— BEGIN Materials provided —

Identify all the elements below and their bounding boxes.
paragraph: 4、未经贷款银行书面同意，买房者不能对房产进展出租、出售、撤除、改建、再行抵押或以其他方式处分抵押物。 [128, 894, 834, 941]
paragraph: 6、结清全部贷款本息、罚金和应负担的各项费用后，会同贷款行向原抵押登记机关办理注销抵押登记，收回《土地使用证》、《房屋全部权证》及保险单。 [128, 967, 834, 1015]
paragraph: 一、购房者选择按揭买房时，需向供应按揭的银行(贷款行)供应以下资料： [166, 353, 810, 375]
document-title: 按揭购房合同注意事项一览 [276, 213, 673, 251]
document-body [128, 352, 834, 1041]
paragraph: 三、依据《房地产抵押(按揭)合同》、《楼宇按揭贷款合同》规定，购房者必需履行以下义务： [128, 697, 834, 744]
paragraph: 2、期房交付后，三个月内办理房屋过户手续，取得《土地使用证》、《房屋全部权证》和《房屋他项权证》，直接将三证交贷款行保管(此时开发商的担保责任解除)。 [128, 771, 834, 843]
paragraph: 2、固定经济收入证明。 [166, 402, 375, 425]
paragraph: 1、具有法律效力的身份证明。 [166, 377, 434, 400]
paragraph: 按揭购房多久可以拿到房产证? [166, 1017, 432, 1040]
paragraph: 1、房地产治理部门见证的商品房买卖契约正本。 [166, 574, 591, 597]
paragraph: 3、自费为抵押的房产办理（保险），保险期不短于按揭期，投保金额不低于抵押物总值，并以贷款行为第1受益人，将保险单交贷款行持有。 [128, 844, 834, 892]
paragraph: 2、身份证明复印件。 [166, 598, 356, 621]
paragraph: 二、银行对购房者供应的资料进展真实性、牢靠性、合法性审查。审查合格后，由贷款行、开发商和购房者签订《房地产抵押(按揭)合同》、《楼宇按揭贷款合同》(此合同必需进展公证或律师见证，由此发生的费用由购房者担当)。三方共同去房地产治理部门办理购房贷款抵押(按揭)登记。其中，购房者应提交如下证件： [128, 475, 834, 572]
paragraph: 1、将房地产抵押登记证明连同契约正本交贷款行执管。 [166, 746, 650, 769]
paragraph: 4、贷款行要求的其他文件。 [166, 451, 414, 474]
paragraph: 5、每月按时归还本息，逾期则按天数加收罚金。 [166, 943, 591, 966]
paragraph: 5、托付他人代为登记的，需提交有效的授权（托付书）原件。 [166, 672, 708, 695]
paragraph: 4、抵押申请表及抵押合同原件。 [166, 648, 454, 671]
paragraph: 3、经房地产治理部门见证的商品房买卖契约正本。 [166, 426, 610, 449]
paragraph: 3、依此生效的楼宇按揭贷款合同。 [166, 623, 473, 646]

— END Materials provided —

§ **Task goal**
Reproduce everything from the start of the data down to the line containing "353, 810, 375]", changing "paragraph" to "text-block" and keeping all other text the same.

§ **Reply to the task**
Identify all the elements below and their bounding boxes.
text-block: 4、未经贷款银行书面同意，买房者不能对房产进展出租、出售、撤除、改建、再行抵押或以其他方式处分抵押物。 [128, 894, 834, 941]
text-block: 6、结清全部贷款本息、罚金和应负担的各项费用后，会同贷款行向原抵押登记机关办理注销抵押登记，收回《土地使用证》、《房屋全部权证》及保险单。 [128, 967, 834, 1015]
text-block: 一、购房者选择按揭买房时，需向供应按揭的银行(贷款行)供应以下资料： [166, 353, 810, 375]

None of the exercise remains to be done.